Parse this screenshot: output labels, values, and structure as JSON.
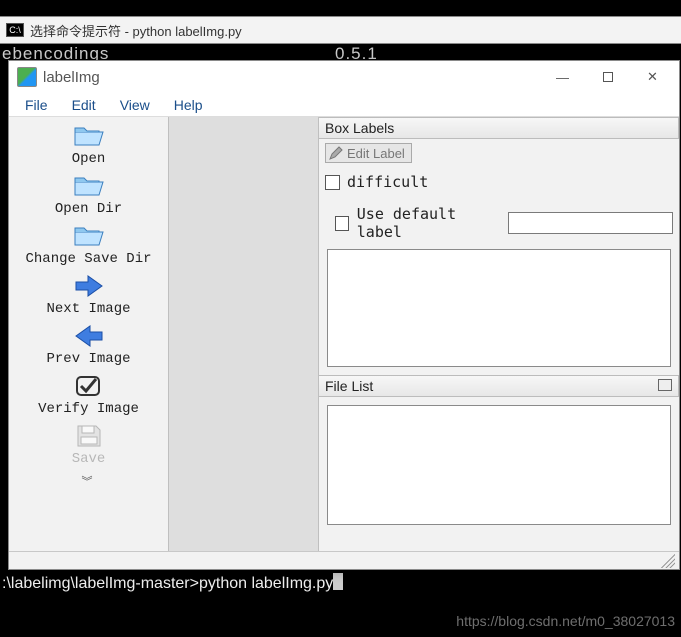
{
  "bg_terminal": {
    "title": "选择命令提示符 - python  labelImg.py",
    "top_line_left": "ebencodings",
    "top_line_version": "0.5.1",
    "bottom_prompt": ":\\labelimg\\labelImg-master>python labelImg.py"
  },
  "window": {
    "title": "labelImg",
    "menu": [
      "File",
      "Edit",
      "View",
      "Help"
    ]
  },
  "toolbar": [
    {
      "id": "open",
      "label": "Open",
      "icon": "folder-open-icon"
    },
    {
      "id": "open-dir",
      "label": "Open Dir",
      "icon": "folder-open-icon"
    },
    {
      "id": "change-save-dir",
      "label": "Change Save Dir",
      "icon": "folder-open-icon"
    },
    {
      "id": "next-image",
      "label": "Next Image",
      "icon": "arrow-right-icon"
    },
    {
      "id": "prev-image",
      "label": "Prev Image",
      "icon": "arrow-left-icon"
    },
    {
      "id": "verify-image",
      "label": "Verify Image",
      "icon": "checkmark-icon"
    },
    {
      "id": "save",
      "label": "Save",
      "icon": "floppy-icon"
    }
  ],
  "panels": {
    "box_labels": {
      "title": "Box Labels",
      "edit_btn": "Edit Label",
      "difficult_label": "difficult",
      "use_default_label": "Use default label",
      "default_value": ""
    },
    "file_list": {
      "title": "File List"
    }
  },
  "watermark": "https://blog.csdn.net/m0_38027013"
}
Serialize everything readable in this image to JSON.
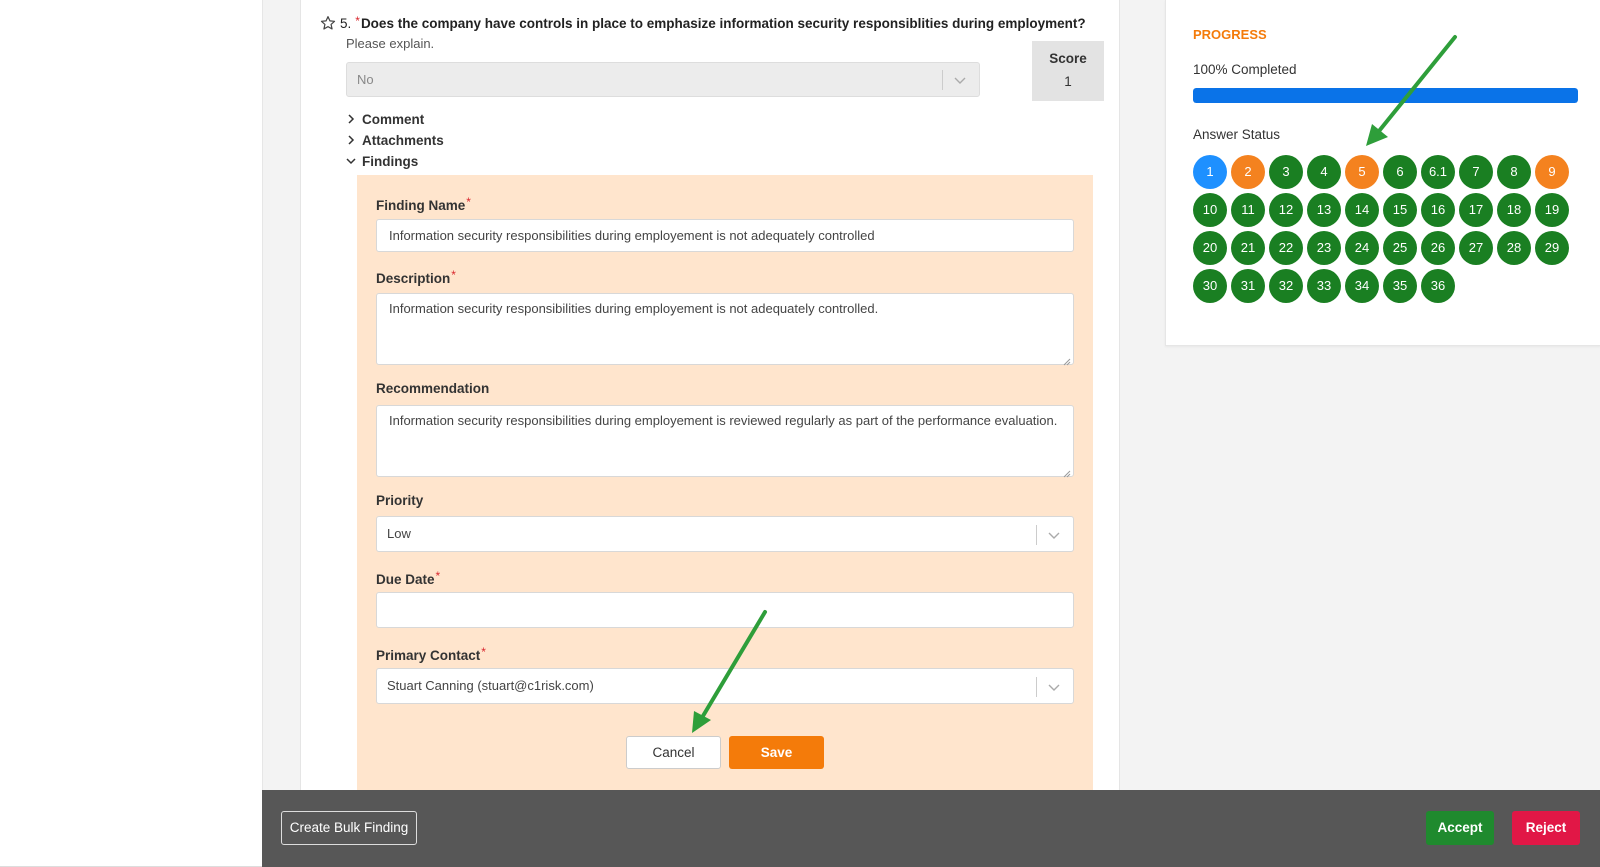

+===+

= Required task =
Pick out, from the lines above, every one that contains the string "python".

= Written answer =
    "title": "选择命令提示符 - python  labelImg.py",
    "bottom_prompt": ":\\labelimg\\labelImg-master>python labelImg.py"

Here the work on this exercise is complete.